▼

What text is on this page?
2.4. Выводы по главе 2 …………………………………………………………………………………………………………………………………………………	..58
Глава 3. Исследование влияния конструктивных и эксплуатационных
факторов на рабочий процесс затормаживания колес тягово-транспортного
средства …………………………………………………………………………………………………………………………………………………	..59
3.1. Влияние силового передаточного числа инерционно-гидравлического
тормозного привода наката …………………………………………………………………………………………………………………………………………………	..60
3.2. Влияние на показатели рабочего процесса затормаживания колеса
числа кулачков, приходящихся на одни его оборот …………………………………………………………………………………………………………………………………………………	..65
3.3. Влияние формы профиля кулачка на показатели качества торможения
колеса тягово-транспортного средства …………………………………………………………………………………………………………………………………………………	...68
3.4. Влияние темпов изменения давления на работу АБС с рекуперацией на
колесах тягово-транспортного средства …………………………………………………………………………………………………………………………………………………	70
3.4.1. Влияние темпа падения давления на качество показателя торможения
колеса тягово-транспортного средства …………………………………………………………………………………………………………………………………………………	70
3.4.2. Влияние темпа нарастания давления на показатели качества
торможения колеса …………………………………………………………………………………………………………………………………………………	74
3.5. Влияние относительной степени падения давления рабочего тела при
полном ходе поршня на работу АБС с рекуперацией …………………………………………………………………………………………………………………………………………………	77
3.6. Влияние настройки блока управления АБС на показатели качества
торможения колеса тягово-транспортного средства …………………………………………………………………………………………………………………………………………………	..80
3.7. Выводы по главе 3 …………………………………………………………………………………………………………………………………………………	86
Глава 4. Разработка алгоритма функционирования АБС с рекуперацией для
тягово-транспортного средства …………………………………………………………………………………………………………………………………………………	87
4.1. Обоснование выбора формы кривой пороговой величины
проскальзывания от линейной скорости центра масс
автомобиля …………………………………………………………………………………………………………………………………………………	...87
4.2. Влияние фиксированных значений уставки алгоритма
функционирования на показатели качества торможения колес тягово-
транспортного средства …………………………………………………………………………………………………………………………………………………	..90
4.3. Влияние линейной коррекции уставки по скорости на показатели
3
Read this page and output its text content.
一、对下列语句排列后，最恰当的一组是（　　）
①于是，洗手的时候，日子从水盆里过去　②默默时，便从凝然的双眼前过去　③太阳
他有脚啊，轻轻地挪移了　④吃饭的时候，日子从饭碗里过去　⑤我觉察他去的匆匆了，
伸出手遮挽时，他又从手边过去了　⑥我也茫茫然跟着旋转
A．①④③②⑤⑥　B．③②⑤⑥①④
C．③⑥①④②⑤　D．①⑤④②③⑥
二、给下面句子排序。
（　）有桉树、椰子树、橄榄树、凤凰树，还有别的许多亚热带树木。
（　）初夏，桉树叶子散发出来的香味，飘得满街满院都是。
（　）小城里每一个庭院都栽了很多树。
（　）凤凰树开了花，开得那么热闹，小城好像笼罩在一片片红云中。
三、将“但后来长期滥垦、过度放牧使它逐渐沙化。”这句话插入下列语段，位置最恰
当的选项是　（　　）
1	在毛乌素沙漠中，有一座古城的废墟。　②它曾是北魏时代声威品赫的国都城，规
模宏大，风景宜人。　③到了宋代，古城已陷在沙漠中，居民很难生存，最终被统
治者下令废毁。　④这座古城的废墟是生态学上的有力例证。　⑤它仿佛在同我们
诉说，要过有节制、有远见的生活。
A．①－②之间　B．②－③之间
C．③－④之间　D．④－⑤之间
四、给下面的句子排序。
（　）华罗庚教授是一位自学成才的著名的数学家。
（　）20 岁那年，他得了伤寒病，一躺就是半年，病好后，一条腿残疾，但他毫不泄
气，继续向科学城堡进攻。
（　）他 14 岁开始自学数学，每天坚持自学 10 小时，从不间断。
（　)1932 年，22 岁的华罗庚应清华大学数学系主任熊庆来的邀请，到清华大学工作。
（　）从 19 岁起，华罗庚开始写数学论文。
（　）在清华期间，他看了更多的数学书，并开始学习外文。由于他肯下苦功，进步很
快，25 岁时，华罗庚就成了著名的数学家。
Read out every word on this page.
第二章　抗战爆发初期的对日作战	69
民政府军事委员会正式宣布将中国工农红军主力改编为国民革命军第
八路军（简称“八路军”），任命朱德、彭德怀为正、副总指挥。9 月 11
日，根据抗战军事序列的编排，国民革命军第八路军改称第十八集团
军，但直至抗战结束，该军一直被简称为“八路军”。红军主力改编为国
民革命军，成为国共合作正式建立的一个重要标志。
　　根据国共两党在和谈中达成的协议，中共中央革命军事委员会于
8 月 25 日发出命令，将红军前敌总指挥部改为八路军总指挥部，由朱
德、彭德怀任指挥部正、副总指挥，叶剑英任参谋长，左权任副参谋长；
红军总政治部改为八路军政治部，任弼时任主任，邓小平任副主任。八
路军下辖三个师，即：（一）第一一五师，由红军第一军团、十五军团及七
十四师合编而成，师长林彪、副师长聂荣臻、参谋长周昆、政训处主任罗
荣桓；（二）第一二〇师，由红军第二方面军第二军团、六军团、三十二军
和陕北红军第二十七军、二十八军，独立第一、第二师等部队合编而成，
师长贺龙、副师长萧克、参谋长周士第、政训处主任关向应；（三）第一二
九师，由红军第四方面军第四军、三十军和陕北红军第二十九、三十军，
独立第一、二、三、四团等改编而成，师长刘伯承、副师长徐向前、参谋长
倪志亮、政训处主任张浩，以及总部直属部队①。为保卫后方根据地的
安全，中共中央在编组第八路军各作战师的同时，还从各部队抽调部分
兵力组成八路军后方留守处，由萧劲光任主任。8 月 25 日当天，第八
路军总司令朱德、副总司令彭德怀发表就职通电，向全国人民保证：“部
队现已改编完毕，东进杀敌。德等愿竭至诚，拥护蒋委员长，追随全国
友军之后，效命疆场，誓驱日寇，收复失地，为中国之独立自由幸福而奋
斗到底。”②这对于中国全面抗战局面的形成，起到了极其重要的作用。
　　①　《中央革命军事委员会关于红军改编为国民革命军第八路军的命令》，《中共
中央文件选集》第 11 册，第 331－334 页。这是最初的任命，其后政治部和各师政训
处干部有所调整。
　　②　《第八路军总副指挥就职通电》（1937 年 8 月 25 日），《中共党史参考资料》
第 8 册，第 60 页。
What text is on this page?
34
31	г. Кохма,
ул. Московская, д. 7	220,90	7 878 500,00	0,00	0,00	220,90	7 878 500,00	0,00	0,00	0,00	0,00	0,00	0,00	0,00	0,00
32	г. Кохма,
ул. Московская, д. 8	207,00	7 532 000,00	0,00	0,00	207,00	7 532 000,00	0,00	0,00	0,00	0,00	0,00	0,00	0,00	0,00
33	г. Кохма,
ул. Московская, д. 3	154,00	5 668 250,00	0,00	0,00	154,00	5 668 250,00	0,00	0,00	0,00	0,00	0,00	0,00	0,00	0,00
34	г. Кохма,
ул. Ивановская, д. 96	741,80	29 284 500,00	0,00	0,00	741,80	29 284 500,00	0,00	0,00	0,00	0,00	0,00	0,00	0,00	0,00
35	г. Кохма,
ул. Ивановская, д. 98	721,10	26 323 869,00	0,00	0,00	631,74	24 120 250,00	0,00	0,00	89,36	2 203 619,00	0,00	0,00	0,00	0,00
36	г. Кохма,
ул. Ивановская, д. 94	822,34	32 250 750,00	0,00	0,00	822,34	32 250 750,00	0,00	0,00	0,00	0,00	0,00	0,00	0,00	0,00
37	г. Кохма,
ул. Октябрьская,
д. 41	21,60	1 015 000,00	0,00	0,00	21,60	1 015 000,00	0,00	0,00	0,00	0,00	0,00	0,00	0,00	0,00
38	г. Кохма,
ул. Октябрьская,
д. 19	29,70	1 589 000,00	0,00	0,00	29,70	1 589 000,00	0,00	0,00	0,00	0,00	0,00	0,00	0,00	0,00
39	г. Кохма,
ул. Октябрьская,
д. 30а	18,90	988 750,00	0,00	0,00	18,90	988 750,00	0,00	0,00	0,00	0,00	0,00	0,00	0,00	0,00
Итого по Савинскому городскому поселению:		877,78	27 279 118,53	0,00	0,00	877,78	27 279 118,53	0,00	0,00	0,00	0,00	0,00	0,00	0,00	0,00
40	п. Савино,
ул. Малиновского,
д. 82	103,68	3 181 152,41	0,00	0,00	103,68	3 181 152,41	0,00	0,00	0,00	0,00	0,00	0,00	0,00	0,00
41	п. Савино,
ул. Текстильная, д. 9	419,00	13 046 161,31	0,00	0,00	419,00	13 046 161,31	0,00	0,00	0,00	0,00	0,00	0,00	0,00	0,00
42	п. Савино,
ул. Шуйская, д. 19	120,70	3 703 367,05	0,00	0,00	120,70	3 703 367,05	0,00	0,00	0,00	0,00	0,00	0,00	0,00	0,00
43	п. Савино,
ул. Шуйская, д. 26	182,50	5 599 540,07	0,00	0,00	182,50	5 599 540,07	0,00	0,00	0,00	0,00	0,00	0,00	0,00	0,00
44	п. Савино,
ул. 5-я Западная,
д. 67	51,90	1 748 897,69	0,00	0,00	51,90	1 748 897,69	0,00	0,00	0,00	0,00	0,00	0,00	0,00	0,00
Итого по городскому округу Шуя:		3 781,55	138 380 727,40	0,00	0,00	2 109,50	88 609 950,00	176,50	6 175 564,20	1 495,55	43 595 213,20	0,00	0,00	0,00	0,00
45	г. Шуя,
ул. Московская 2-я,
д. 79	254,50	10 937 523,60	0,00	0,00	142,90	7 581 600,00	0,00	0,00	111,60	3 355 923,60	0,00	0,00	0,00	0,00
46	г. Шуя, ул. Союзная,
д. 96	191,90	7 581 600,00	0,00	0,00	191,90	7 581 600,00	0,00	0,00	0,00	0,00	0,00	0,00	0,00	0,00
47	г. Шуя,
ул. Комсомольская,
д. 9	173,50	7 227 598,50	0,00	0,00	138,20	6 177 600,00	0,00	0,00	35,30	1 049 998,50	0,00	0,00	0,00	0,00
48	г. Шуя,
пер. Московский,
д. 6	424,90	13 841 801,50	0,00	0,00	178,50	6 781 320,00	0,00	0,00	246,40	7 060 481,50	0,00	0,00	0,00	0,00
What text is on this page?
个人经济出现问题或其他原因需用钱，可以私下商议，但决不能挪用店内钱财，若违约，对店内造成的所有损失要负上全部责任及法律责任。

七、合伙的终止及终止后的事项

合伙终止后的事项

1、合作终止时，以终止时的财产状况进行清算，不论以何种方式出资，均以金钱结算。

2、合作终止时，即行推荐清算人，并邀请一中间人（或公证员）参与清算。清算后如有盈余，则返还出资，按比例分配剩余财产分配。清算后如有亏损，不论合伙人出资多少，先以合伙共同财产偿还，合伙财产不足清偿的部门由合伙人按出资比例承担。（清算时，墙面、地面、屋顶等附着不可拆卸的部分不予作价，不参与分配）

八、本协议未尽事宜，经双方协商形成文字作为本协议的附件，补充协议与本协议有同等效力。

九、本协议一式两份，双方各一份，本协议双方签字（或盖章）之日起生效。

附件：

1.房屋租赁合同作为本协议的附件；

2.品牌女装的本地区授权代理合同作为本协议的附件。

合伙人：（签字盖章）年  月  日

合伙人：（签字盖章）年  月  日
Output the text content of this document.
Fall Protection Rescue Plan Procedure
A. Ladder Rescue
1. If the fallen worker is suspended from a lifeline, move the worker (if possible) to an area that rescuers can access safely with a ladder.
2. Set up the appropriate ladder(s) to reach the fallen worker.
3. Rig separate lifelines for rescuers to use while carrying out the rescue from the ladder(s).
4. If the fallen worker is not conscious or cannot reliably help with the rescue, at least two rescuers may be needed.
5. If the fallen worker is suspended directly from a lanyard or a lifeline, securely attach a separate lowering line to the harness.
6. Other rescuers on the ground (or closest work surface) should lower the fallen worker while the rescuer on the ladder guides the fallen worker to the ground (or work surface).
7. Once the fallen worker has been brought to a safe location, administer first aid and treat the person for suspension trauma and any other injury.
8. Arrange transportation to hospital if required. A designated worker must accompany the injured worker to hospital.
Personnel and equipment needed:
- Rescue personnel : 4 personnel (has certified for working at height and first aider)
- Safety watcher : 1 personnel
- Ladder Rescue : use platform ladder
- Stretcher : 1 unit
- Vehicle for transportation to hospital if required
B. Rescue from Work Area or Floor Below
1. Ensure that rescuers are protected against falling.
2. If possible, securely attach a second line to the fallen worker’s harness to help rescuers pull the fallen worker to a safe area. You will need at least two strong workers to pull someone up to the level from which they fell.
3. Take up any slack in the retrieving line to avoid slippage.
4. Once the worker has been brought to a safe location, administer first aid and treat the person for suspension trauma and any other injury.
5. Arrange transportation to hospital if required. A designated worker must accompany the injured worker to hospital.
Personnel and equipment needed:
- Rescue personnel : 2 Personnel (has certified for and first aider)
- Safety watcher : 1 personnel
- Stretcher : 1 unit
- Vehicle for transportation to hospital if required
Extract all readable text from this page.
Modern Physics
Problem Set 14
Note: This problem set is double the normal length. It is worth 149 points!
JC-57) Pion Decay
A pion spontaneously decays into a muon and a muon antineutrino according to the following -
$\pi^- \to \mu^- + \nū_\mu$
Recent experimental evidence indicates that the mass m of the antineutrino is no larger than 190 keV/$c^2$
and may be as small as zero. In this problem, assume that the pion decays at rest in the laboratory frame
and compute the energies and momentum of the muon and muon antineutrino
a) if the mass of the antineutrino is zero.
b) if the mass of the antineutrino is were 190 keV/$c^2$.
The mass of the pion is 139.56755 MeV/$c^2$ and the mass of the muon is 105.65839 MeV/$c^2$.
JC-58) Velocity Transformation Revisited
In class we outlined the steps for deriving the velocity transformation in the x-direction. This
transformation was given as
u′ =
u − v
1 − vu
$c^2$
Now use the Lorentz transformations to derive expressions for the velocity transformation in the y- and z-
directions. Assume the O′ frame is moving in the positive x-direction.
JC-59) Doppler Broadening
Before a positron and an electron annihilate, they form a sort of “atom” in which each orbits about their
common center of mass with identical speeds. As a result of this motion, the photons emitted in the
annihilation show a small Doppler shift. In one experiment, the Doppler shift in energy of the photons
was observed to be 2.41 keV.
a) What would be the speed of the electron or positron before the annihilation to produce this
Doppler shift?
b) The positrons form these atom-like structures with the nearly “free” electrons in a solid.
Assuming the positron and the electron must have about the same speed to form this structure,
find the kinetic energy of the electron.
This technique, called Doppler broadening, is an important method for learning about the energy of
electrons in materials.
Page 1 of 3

▲

Read the entries and show each line that mentions "must".

8. Arrange transportation to hospital if required. A designated worker must accompany the injured worker to hospital.
5. Arrange transportation to hospital if required. A designated worker must accompany the injured worker to hospital.
Assuming the positron and the electron must have about the same speed to form this structure,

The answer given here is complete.